-- Start ENTRIES SUPPLIED --
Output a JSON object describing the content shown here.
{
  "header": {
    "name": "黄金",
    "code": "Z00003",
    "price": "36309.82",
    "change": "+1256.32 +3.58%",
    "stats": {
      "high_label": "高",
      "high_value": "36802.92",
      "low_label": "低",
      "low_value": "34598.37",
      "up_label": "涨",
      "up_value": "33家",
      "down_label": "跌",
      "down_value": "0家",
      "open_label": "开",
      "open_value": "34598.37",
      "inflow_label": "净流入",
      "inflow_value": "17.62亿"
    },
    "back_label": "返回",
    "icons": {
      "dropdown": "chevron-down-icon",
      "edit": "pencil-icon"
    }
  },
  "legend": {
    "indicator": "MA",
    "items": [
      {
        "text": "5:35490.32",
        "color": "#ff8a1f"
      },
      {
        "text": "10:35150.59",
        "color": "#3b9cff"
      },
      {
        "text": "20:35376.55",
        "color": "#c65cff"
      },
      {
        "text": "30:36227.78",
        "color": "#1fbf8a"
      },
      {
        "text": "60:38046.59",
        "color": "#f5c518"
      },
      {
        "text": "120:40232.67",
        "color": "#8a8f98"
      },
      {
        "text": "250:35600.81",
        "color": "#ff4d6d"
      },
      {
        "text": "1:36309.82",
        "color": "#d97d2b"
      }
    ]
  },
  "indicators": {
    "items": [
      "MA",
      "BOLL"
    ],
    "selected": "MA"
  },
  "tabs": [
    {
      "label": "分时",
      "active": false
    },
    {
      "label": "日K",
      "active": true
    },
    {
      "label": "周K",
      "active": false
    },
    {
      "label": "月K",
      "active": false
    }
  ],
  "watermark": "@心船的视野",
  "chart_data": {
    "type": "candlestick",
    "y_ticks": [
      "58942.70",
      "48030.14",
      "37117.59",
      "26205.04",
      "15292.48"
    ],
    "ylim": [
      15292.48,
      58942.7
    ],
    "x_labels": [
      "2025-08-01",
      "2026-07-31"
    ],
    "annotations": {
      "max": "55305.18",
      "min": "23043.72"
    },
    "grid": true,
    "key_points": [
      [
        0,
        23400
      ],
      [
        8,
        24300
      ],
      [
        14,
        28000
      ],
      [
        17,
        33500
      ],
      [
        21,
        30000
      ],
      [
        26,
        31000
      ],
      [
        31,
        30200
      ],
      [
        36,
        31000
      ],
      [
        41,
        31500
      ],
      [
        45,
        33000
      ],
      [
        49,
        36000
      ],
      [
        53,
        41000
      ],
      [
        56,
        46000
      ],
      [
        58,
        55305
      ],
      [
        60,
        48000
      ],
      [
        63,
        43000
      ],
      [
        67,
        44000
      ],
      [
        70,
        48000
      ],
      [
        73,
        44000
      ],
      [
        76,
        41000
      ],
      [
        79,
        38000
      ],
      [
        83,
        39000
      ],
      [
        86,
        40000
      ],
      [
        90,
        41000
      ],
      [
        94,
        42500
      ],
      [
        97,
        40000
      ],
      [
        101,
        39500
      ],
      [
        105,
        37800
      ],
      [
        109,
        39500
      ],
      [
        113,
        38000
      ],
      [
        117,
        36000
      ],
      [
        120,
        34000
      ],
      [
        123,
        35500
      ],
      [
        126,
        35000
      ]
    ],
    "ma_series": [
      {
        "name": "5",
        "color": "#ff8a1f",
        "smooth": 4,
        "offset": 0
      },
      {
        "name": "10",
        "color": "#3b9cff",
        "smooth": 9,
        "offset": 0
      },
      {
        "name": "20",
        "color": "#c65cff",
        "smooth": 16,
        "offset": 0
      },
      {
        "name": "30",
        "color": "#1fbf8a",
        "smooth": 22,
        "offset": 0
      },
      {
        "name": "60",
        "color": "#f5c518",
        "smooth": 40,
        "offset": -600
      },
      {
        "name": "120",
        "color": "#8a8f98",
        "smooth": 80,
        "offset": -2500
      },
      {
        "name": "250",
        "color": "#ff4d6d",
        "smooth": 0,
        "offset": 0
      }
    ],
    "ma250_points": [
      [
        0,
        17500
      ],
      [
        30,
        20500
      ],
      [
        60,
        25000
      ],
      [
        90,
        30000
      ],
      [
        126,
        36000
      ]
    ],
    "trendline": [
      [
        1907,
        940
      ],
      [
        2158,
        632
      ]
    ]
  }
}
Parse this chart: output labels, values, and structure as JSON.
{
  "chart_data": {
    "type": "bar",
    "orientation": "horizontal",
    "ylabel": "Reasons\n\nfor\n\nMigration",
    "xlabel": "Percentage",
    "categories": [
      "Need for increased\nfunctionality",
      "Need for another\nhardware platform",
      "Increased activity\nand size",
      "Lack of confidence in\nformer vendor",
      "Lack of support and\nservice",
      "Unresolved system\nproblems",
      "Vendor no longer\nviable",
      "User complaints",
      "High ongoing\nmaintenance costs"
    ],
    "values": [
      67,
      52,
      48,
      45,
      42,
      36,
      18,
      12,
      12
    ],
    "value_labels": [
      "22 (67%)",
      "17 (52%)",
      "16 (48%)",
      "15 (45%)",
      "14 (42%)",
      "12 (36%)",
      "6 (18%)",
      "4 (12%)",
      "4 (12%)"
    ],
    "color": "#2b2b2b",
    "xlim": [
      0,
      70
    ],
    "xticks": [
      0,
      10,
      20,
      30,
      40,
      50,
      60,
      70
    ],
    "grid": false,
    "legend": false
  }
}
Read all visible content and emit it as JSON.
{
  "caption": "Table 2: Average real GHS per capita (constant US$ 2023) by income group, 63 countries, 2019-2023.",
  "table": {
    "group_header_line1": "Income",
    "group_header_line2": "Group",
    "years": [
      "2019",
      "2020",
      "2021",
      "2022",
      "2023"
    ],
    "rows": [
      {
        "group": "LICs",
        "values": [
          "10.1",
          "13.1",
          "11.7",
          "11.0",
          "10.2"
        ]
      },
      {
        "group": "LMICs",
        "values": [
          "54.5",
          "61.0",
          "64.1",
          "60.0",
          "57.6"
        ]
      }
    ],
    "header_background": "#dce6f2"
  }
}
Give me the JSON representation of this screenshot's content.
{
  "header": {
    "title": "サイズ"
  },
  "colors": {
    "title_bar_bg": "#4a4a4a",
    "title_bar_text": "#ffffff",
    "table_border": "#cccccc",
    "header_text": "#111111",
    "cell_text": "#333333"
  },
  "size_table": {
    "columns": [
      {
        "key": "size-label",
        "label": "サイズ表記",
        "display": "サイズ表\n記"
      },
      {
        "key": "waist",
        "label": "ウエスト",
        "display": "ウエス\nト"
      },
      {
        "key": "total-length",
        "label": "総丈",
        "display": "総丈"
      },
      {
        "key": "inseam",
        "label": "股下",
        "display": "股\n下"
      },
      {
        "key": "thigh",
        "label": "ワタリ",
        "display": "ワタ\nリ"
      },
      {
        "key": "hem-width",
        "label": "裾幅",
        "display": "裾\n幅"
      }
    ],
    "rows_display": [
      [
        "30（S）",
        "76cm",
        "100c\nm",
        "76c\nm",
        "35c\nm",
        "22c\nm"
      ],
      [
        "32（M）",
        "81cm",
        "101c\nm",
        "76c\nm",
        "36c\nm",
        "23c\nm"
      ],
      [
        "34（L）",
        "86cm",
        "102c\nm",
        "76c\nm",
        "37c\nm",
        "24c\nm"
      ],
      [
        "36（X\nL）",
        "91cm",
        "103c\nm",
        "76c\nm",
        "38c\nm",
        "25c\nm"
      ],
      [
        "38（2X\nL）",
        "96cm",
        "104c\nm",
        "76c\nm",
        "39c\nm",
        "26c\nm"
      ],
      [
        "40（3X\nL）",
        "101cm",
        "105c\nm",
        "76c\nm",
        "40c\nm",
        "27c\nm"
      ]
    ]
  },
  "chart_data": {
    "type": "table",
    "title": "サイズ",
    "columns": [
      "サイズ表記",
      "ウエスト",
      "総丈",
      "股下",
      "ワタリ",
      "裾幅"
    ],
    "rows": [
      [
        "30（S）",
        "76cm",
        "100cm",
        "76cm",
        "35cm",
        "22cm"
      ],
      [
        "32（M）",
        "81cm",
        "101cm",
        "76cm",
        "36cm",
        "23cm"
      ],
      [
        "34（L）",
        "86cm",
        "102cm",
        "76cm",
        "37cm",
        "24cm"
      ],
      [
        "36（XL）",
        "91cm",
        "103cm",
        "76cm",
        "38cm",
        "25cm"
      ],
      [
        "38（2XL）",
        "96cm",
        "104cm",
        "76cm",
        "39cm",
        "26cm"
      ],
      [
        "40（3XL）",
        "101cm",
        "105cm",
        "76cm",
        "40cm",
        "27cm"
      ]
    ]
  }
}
-- End ENTRIES SUPPLIED --
▶ [WHAT TO PRODUCE] How many lines of the listing include the string "values"? Answer with the number alone.

▶ [FINISHED EXERCISE] 4